▶ _Brief_: Exclude the pictures and retype the entries as written.

-- start Given data --

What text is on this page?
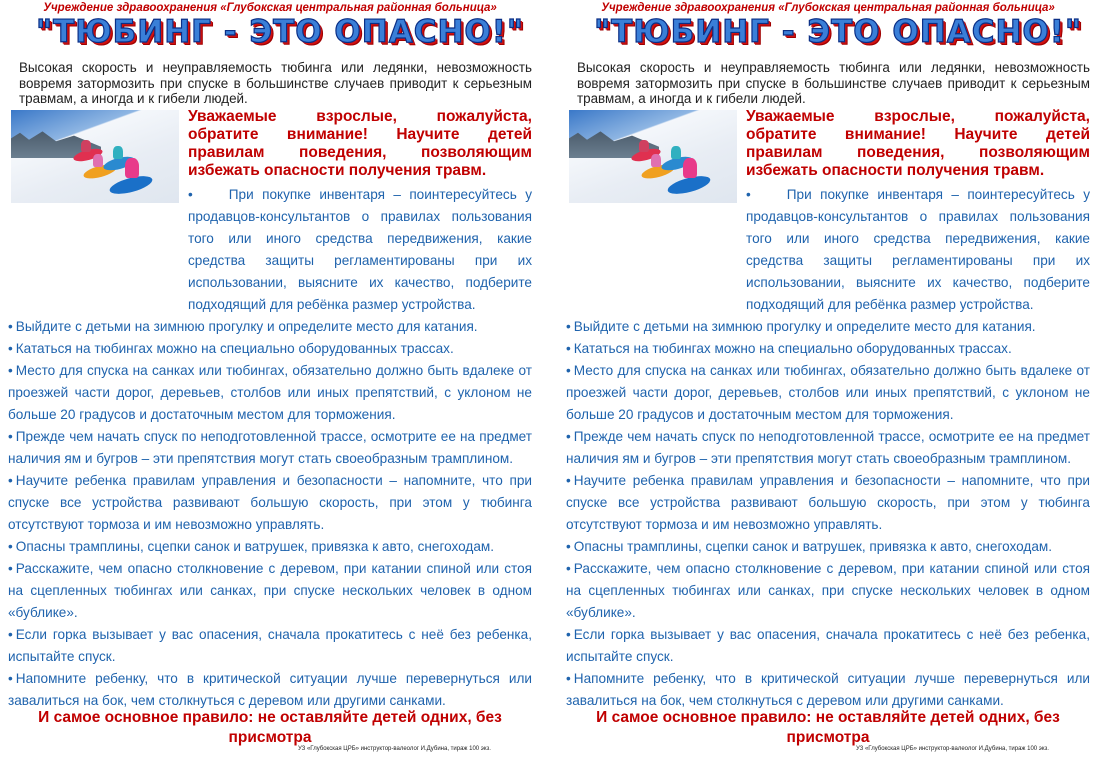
Учреждение здравоохранения «Глубокская центральная районная больница»
"ТЮБИНГ - ЭТО ОПАСНО!"
Высокая скорость и неуправляемость тюбинга или ледянки, невозможность вовремя затормозить при спуске в большинстве случаев приводит к серьезным травмам, а иногда и к гибели людей.
Уважаемые взрослые, пожалуйста, обратите внимание! Научите детей правилам поведения, позволяющим избежать опасности получения травм.

•	При покупке инвентаря – поинтересуйтесь у продавцов-консультантов о правилах пользования того или иного средства передвижения, какие средства защиты регламентированы при их использовании, выясните их качество, подберите подходящий для ребёнка размер устройства.

• Выйдите с детьми на зимнюю прогулку и определите место для катания.

• Кататься на тюбингах можно на специально оборудованных трассах.

• Место для спуска на санках или тюбингах, обязательно должно быть вдалеке от проезжей части дорог, деревьев, столбов или иных препятствий, с уклоном не больше 20 градусов и достаточным местом для торможения.

• Прежде чем начать спуск по неподготовленной трассе, осмотрите ее на предмет наличия ям и бугров – эти препятствия могут стать своеобразным трамплином.

• Научите ребенка правилам управления и безопасности – напомните, что при спуске все устройства развивают большую скорость, при этом у тюбинга отсутствуют тормоза и им невозможно управлять.

• Опасны трамплины, сцепки санок и ватрушек, привязка к авто, снегоходам.

• Расскажите, чем опасно столкновение с деревом, при катании спиной или стоя на сцепленных тюбингах или санках, при спуске нескольких человек в одном «бублике».

• Если горка вызывает у вас опасения, сначала прокатитесь с неё без ребенка, испытайте спуск.

• Напомните ребенку, что в критической ситуации лучше перевернуться или завалиться на бок, чем столкнуться с деревом или другими санками.

И самое основное правило: не оставляйте детей одних, без присмотра
УЗ «Глубокская ЦРБ» инструктор-валеолог И.Дубина, тираж 100 экз.
Учреждение здравоохранения «Глубокская центральная районная больница»
"ТЮБИНГ - ЭТО ОПАСНО!"
Высокая скорость и неуправляемость тюбинга или ледянки, невозможность вовремя затормозить при спуске в большинстве случаев приводит к серьезным травмам, а иногда и к гибели людей.
Уважаемые взрослые, пожалуйста, обратите внимание! Научите детей правилам поведения, позволяющим избежать опасности получения травм.

•	При покупке инвентаря – поинтересуйтесь у продавцов-консультантов о правилах пользования того или иного средства передвижения, какие средства защиты регламентированы при их использовании, выясните их качество, подберите подходящий для ребёнка размер устройства.

• Выйдите с детьми на зимнюю прогулку и определите место для катания.

• Кататься на тюбингах можно на специально оборудованных трассах.

• Место для спуска на санках или тюбингах, обязательно должно быть вдалеке от проезжей части дорог, деревьев, столбов или иных препятствий, с уклоном не больше 20 градусов и достаточным местом для торможения.

• Прежде чем начать спуск по неподготовленной трассе, осмотрите ее на предмет наличия ям и бугров – эти препятствия могут стать своеобразным трамплином.

• Научите ребенка правилам управления и безопасности – напомните, что при спуске все устройства развивают большую скорость, при этом у тюбинга отсутствуют тормоза и им невозможно управлять.

• Опасны трамплины, сцепки санок и ватрушек, привязка к авто, снегоходам.

• Расскажите, чем опасно столкновение с деревом, при катании спиной или стоя на сцепленных тюбингах или санках, при спуске нескольких человек в одном «бублике».

• Если горка вызывает у вас опасения, сначала прокатитесь с неё без ребенка, испытайте спуск.

• Напомните ребенку, что в критической ситуации лучше перевернуться или завалиться на бок, чем столкнуться с деревом или другими санками.

И самое основное правило: не оставляйте детей одних, без присмотра
УЗ «Глубокская ЦРБ» инструктор-валеолог И.Дубина, тираж 100 экз.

-- end Given data --

▶ _Answer below_:
What text is on this page?
Учреждение здравоохранения «Глубокская центральная районная больница»
"ТЮБИНГ - ЭТО ОПАСНО!"
Высокая скорость и неуправляемость тюбинга или ледянки, невозможность вовремя затормозить при спуске в большинстве случаев приводит к серьезным травмам, а иногда и к гибели людей.
Уважаемые взрослые, пожалуйста, обратите внимание! Научите детей правилам поведения, позволяющим избежать опасности получения травм.

•	При покупке инвентаря – поинтересуйтесь у продавцов-консультантов о правилах пользования того или иного средства передвижения, какие средства защиты регламентированы при их использовании, выясните их качество, подберите подходящий для ребёнка размер устройства.

• Выйдите с детьми на зимнюю прогулку и определите место для катания.

• Кататься на тюбингах можно на специально оборудованных трассах.

• Место для спуска на санках или тюбингах, обязательно должно быть вдалеке от проезжей части дорог, деревьев, столбов или иных препятствий, с уклоном не больше 20 градусов и достаточным местом для торможения.

• Прежде чем начать спуск по неподготовленной трассе, осмотрите ее на предмет наличия ям и бугров – эти препятствия могут стать своеобразным трамплином.

• Научите ребенка правилам управления и безопасности – напомните, что при спуске все устройства развивают большую скорость, при этом у тюбинга отсутствуют тормоза и им невозможно управлять.

• Опасны трамплины, сцепки санок и ватрушек, привязка к авто, снегоходам.

• Расскажите, чем опасно столкновение с деревом, при катании спиной или стоя на сцепленных тюбингах или санках, при спуске нескольких человек в одном «бублике».

• Если горка вызывает у вас опасения, сначала прокатитесь с неё без ребенка, испытайте спуск.

• Напомните ребенку, что в критической ситуации лучше перевернуться или завалиться на бок, чем столкнуться с деревом или другими санками.

И самое основное правило: не оставляйте детей одних, без присмотра
УЗ «Глубокская ЦРБ» инструктор-валеолог И.Дубина, тираж 100 экз.
Учреждение здравоохранения «Глубокская центральная районная больница»
"ТЮБИНГ - ЭТО ОПАСНО!"
Высокая скорость и неуправляемость тюбинга или ледянки, невозможность вовремя затормозить при спуске в большинстве случаев приводит к серьезным травмам, а иногда и к гибели людей.
Уважаемые взрослые, пожалуйста, обратите внимание! Научите детей правилам поведения, позволяющим избежать опасности получения травм.

•	При покупке инвентаря – поинтересуйтесь у продавцов-консультантов о правилах пользования того или иного средства передвижения, какие средства защиты регламентированы при их использовании, выясните их качество, подберите подходящий для ребёнка размер устройства.

• Выйдите с детьми на зимнюю прогулку и определите место для катания.

• Кататься на тюбингах можно на специально оборудованных трассах.

• Место для спуска на санках или тюбингах, обязательно должно быть вдалеке от проезжей части дорог, деревьев, столбов или иных препятствий, с уклоном не больше 20 градусов и достаточным местом для торможения.

• Прежде чем начать спуск по неподготовленной трассе, осмотрите ее на предмет наличия ям и бугров – эти препятствия могут стать своеобразным трамплином.

• Научите ребенка правилам управления и безопасности – напомните, что при спуске все устройства развивают большую скорость, при этом у тюбинга отсутствуют тормоза и им невозможно управлять.

• Опасны трамплины, сцепки санок и ватрушек, привязка к авто, снегоходам.

• Расскажите, чем опасно столкновение с деревом, при катании спиной или стоя на сцепленных тюбингах или санках, при спуске нескольких человек в одном «бублике».

• Если горка вызывает у вас опасения, сначала прокатитесь с неё без ребенка, испытайте спуск.

• Напомните ребенку, что в критической ситуации лучше перевернуться или завалиться на бок, чем столкнуться с деревом или другими санками.

И самое основное правило: не оставляйте детей одних, без присмотра
УЗ «Глубокская ЦРБ» инструктор-валеолог И.Дубина, тираж 100 экз.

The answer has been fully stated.